● **WORK REQUIRED**
List each line of the data that holds the string "icon".

BEGIN LISTED ENTRIES

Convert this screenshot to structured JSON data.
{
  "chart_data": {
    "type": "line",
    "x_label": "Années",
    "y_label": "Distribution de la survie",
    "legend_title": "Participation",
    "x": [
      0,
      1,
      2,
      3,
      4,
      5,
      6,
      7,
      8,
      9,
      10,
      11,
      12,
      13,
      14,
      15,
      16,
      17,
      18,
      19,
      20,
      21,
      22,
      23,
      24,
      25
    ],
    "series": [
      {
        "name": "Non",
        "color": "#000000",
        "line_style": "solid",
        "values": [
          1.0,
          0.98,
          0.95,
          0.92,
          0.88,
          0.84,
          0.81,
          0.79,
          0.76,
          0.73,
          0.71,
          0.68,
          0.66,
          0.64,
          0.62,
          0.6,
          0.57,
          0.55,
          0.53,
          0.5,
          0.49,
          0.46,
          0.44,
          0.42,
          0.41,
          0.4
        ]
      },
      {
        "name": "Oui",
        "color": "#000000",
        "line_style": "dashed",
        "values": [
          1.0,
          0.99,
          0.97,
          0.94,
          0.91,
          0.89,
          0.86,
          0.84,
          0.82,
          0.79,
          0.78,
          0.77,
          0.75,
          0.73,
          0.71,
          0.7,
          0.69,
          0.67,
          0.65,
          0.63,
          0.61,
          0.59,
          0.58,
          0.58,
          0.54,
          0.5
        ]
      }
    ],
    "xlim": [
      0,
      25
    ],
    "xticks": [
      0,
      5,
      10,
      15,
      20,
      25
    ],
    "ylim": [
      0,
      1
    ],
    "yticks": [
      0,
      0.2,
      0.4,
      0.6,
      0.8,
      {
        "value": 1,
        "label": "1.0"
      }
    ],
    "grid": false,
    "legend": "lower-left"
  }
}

END LISTED ENTRIES
BEGIN LISTED ENTRIES

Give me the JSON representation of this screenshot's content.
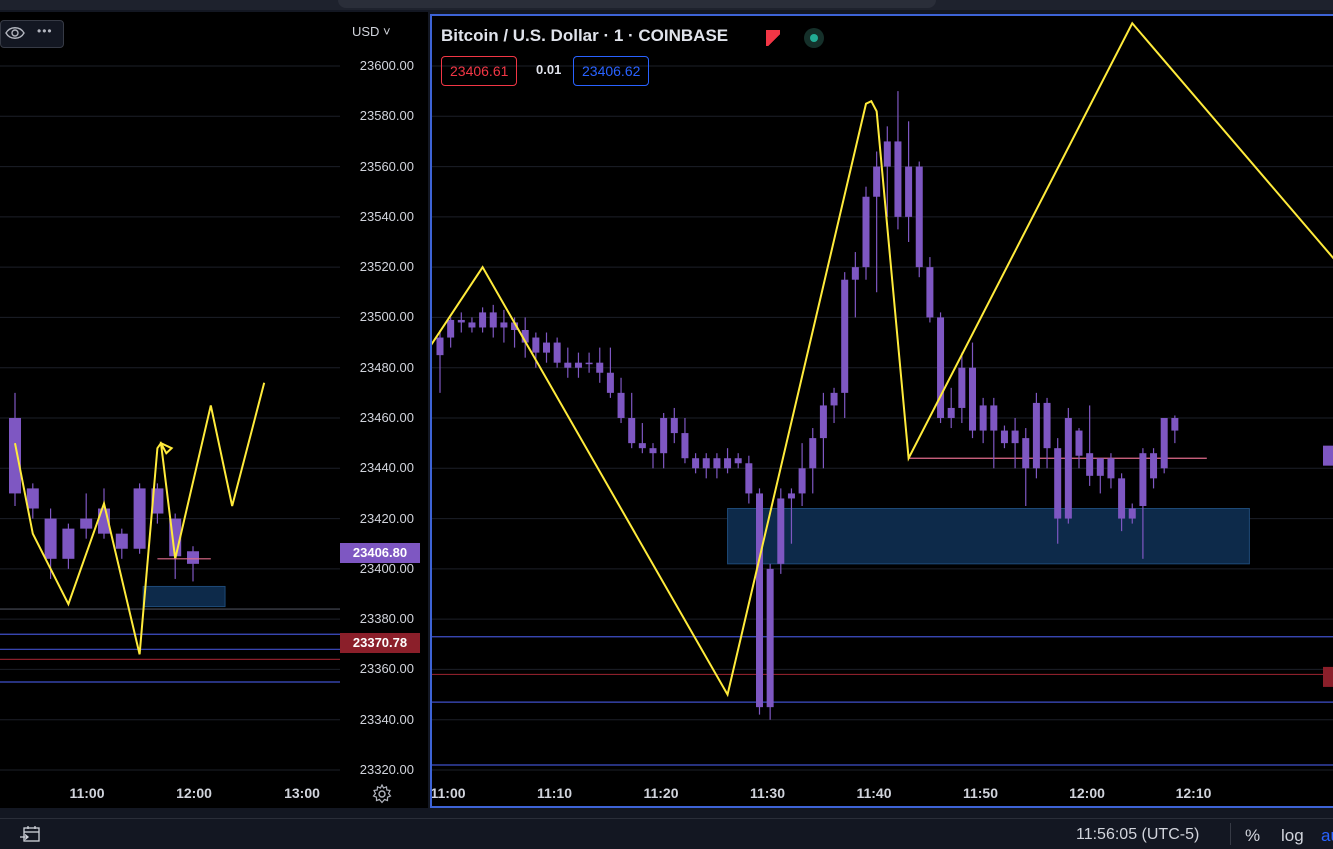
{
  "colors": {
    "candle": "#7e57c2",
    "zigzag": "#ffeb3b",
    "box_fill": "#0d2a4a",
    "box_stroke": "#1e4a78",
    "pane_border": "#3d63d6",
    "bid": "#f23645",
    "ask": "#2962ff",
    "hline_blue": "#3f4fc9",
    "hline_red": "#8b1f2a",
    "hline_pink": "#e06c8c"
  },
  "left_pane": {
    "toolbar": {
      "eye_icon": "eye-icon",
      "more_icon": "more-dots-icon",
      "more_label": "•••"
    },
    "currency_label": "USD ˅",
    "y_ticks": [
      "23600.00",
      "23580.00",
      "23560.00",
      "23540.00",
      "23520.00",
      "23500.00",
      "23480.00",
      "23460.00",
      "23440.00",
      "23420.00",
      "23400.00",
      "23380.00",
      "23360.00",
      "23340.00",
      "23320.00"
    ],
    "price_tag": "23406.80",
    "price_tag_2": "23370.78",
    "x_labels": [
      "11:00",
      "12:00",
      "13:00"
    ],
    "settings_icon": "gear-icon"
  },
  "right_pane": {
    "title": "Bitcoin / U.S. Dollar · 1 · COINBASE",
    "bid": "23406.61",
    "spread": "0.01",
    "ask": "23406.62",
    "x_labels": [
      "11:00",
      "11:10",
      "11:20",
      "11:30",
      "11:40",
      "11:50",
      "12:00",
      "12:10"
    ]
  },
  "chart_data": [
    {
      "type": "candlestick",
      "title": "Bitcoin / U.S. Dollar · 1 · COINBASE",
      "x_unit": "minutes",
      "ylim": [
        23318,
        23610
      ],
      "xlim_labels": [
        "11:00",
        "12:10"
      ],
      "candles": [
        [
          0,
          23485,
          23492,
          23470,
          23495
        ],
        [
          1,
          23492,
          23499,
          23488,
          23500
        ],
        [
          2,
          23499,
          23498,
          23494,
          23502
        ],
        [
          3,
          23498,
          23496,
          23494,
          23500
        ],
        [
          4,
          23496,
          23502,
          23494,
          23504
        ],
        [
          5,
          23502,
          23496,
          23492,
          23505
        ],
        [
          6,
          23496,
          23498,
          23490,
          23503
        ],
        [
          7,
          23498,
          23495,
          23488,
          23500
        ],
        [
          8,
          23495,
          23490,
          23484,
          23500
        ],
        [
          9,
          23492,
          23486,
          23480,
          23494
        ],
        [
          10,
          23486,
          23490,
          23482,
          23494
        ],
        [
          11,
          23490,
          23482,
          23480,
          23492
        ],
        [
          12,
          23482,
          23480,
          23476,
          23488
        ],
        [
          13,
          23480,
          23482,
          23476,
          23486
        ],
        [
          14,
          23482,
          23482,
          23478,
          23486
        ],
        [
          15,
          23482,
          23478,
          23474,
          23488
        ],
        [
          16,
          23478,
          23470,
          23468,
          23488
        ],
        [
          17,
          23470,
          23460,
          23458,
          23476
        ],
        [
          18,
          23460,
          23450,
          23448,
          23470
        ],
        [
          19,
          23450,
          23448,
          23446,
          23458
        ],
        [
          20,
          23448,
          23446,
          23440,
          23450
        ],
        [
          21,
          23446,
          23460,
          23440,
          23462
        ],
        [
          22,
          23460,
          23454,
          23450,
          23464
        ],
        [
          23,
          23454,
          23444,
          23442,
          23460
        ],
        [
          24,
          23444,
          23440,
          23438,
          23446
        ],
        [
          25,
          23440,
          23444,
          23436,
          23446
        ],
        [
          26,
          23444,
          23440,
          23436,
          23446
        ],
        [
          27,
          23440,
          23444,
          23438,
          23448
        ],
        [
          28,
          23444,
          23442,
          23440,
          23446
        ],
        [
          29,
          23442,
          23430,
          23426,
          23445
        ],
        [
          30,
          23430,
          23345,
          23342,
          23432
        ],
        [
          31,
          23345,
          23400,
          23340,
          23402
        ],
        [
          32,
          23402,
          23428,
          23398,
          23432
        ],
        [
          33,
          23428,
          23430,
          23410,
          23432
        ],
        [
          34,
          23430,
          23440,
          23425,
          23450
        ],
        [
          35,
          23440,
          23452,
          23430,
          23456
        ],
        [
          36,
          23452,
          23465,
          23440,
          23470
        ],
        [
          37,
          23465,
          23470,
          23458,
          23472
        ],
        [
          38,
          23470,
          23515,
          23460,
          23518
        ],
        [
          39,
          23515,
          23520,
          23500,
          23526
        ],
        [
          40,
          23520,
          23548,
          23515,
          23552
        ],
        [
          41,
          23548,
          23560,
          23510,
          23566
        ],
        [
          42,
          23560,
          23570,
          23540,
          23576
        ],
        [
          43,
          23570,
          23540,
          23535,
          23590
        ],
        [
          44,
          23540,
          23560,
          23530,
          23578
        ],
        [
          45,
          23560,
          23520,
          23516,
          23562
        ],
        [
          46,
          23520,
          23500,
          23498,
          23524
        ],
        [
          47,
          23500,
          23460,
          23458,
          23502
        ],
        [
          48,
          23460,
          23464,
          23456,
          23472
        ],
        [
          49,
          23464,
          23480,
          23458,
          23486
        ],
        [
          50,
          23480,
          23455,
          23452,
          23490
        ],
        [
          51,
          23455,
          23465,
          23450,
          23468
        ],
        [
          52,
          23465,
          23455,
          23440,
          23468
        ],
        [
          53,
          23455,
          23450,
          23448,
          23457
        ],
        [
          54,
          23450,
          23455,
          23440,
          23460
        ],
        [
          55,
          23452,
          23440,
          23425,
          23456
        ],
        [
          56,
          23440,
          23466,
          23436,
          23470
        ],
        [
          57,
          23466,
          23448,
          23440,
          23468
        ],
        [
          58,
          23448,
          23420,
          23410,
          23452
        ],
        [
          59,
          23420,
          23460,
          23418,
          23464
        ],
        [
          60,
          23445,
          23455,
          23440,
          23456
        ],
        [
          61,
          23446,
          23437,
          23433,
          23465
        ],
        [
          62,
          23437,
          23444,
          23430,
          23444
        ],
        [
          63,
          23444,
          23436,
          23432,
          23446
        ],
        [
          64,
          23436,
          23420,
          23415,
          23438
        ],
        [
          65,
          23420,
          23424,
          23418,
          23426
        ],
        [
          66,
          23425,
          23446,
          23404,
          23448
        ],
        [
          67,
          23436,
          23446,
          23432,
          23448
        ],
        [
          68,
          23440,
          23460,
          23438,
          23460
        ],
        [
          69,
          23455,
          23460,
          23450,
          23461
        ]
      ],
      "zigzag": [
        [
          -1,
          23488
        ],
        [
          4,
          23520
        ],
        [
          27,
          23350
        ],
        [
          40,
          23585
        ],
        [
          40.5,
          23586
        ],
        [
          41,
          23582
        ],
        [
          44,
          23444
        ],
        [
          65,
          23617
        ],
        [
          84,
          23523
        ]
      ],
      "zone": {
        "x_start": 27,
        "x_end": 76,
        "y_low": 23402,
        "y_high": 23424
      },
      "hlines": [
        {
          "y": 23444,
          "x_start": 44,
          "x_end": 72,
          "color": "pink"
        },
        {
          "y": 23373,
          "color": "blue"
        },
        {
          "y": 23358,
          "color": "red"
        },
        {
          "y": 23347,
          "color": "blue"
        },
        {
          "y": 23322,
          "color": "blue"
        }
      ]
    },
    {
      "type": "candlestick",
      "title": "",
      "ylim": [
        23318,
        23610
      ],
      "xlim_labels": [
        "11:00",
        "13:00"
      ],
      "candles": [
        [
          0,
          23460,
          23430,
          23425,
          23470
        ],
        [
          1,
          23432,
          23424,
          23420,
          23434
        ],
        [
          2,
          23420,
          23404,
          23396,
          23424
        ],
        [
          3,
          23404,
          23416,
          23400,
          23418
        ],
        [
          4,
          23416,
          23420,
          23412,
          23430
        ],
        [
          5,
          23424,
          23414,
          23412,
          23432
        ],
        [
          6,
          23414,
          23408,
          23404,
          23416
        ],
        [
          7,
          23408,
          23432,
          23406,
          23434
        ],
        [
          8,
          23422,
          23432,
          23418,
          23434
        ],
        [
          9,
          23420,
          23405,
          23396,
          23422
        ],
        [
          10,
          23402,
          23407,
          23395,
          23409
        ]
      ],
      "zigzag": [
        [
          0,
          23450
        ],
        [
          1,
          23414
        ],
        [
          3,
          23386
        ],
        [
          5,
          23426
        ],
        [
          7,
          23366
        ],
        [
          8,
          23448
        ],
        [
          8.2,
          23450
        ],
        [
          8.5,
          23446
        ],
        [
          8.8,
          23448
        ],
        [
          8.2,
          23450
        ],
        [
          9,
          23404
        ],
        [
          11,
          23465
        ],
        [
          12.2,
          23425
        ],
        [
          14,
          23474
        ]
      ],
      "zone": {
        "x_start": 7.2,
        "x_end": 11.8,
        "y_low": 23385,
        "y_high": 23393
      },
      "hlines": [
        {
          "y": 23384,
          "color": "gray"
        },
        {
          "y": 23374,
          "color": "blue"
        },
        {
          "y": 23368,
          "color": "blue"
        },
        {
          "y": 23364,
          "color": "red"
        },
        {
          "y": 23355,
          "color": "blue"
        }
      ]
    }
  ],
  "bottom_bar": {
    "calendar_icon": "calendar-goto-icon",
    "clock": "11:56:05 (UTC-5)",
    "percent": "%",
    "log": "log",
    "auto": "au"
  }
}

END LISTED ENTRIES

● **SOLUTION TO THE PROBLEM**
      "eye_icon": "eye-icon",
      "more_icon": "more-dots-icon",
    "settings_icon": "gear-icon"
    "calendar_icon": "calendar-goto-icon",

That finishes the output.